**Task to carry out:**
Identify the lines that include the word "text", then copy all of them.

>> Start

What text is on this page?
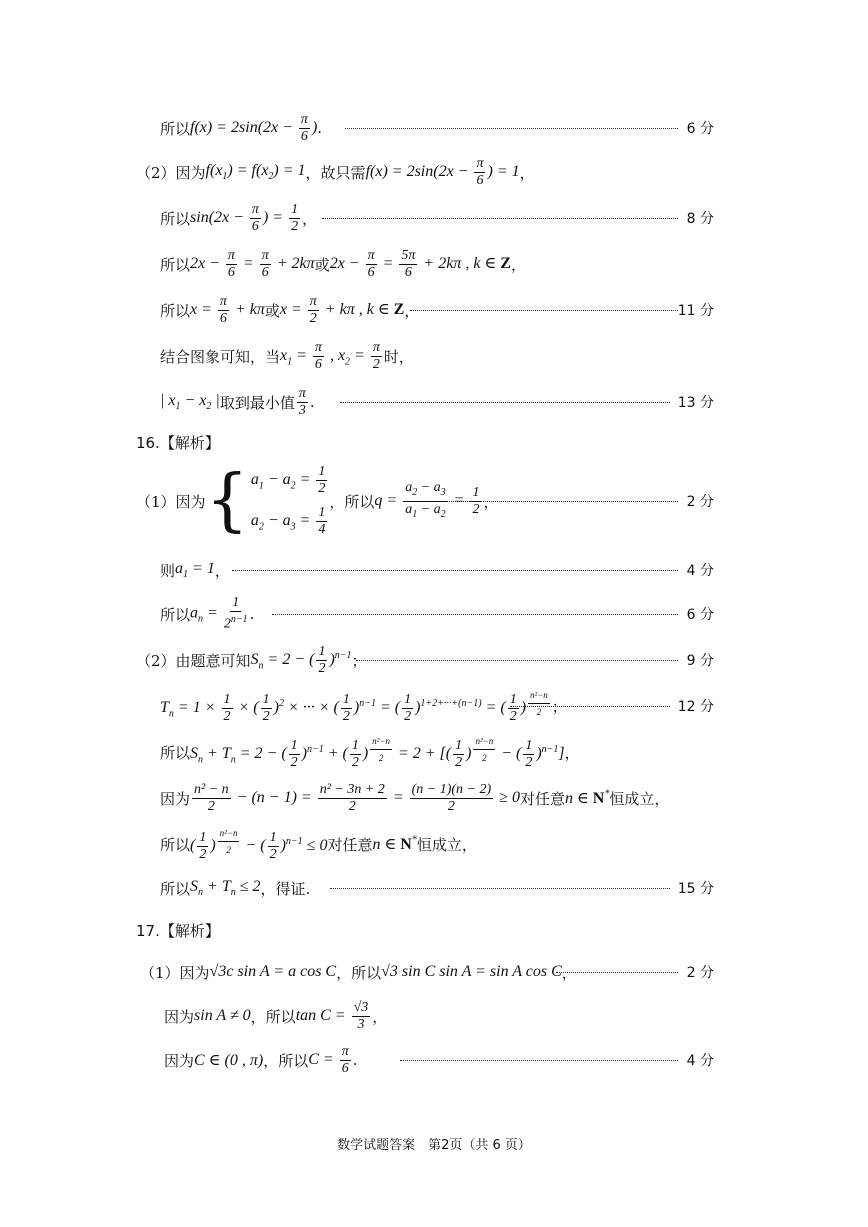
所以 $f(x) = 2\sin(2x - \frac{\pi}{6}$ ) .	6 分
（2）因为 $f(x_1) = f(x_2) = 1$ ，故只需 $f(x) = 2\sin(2x - \frac{\pi}{6}$ ) = 1 ，
所以 $\sin(2x - \frac{\pi}{6}$ ) = $\frac{1}{2}$ ，	8 分
所以 $2x - \frac{\pi}{6} = \frac{\pi}{6} + 2k\pi$ 或 $2x - \frac{\pi}{6} = \frac{5\pi}{6} + 2k\pi$ , k ∈ Z ，
所以 $x = \frac{\pi}{6} + k\pi$ 或 $x = \frac{\pi}{2} + k\pi$ , k ∈ Z ，	11 分
结合图象可知，当 $x_1 = \frac{\pi}{6}$ , $x_2 = \frac{\pi}{2}$ 时，
| $x_1 - x_2$ | 取到最小值 $\frac{\pi}{3}$ .	13 分
16.【解析】
（1）因为 { $a_1 - a_2 = \frac{1}{2}$
$a_2 - a_3 = \frac{1}{4}$
，所以 $q = \frac{a_2 - a_3}{a_1 - a_2} = \frac{1}{2}$ ，	2 分
则 $a_1 = 1$ ，	4 分
所以 $a_n = \frac{1}{2^{n-1}}$ .	6 分
（2）由题意可知 $S_n = 2$ − ( $\frac{1}{2} )^{n-1}$ ；	9 分
$T_n = 1 \times \frac{1}{2}$ × ( $\frac{1}{2} )^2$ × ··· × ( $\frac{1}{2} )^{n-1}$ = ( $\frac{1}{2} )^{1+2+\cdot\cdot\cdot+(n-1)}$ = ( $\frac{1}{2}$ ) $^{\frac{\text{n²−n}}{2}}$ ；	12 分
所以 $S_n + T_n = 2$ − ( $\frac{1}{2} )^{n-1}$ + ( $\frac{1}{2}$ ) $^{\frac{\text{n²−n}}{2}}$ = 2 + [( $\frac{1}{2}$ ) $^{\frac{\text{n²−n}}{2}}$ − ( $\frac{1}{2} )^{n-1}$] ，
因为 $\frac{\text{n² − n}}{2} - (n - 1) = \frac{\text{n² − 3n + 2}}{2} = \frac{(n - 1)(n - 2)}{2} \ge 0$ 对任意 n ∈ N* 恒成立，
所以 ( $\frac{1}{2}$ ) $^{\frac{\text{n²−n}}{2}}$ − ( $\frac{1}{2} )^{n-1} \le 0$ 对任意 n ∈ N* 恒成立，
所以 $S_n + T_n \le 2$ ，得证.	15 分
17.【解析】
（1）因为 √3c sin A = a cos C ，所以 √3 sin C sin A = sin A cos C ，	2 分
因为 sin A ≠ 0 ，所以 $\tan C = \frac{√3}{3}$ ，
因为 C ∈ (0 , π) ，所以 $C = \frac{\pi}{6}$ .	4 分
数学试题答案　第2页（共 6 页）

>> End

**Completed exercise:**
What text is on this page?
$T_n = 1 \times \frac{1}{2}$ × ( $\frac{1}{2} )^2$ × ··· × ( $\frac{1}{2} )^{n-1}$ = ( $\frac{1}{2} )^{1+2+\cdot\cdot\cdot+(n-1)}$ = ( $\frac{1}{2}$ ) $^{\frac{\text{n²−n}}{2}}$ ；	12 分
所以 $S_n + T_n = 2$ − ( $\frac{1}{2} )^{n-1}$ + ( $\frac{1}{2}$ ) $^{\frac{\text{n²−n}}{2}}$ = 2 + [( $\frac{1}{2}$ ) $^{\frac{\text{n²−n}}{2}}$ − ( $\frac{1}{2} )^{n-1}$] ，
因为 $\frac{\text{n² − n}}{2} - (n - 1) = \frac{\text{n² − 3n + 2}}{2} = \frac{(n - 1)(n - 2)}{2} \ge 0$ 对任意 n ∈ N* 恒成立，
所以 ( $\frac{1}{2}$ ) $^{\frac{\text{n²−n}}{2}}$ − ( $\frac{1}{2} )^{n-1} \le 0$ 对任意 n ∈ N* 恒成立，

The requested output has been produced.